● Exercise details:
Extract the lines that carry the string "Insured" from the listing.

:::::

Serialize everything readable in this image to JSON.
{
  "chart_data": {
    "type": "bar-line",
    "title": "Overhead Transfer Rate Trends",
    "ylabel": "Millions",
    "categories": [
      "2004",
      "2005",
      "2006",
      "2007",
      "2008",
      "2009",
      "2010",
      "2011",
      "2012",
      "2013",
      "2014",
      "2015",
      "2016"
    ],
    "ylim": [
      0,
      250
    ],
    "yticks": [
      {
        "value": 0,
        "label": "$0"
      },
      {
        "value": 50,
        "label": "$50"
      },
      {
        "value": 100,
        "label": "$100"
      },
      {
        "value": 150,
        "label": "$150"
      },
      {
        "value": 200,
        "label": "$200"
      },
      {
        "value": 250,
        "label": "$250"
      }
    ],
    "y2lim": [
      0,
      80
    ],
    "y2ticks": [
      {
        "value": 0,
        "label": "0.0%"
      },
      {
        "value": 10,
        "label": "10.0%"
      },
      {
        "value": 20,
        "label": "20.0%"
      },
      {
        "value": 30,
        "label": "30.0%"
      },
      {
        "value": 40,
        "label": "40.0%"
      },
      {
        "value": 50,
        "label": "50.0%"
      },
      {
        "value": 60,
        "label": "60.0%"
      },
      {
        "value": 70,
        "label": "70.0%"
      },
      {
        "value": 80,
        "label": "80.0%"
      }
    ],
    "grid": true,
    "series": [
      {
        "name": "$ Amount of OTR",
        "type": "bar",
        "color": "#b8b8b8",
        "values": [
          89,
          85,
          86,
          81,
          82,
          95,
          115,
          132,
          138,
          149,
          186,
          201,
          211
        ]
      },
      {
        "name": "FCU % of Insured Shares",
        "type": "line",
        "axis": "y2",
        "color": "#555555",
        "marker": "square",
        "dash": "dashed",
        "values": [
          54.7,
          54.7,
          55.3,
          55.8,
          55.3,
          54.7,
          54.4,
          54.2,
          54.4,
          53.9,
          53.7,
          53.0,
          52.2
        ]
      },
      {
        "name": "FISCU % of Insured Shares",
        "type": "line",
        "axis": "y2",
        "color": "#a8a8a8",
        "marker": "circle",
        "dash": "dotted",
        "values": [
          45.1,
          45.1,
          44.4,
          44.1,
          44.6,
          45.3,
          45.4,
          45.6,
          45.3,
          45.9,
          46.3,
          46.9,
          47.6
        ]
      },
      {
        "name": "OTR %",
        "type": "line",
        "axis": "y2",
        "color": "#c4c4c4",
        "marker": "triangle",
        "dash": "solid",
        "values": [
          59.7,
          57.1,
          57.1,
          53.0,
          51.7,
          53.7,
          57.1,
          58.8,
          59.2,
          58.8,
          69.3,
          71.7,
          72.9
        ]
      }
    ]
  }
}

:::::

● Written solution:
        "name": "FCU % of Insured Shares",
        "name": "FISCU % of Insured Shares",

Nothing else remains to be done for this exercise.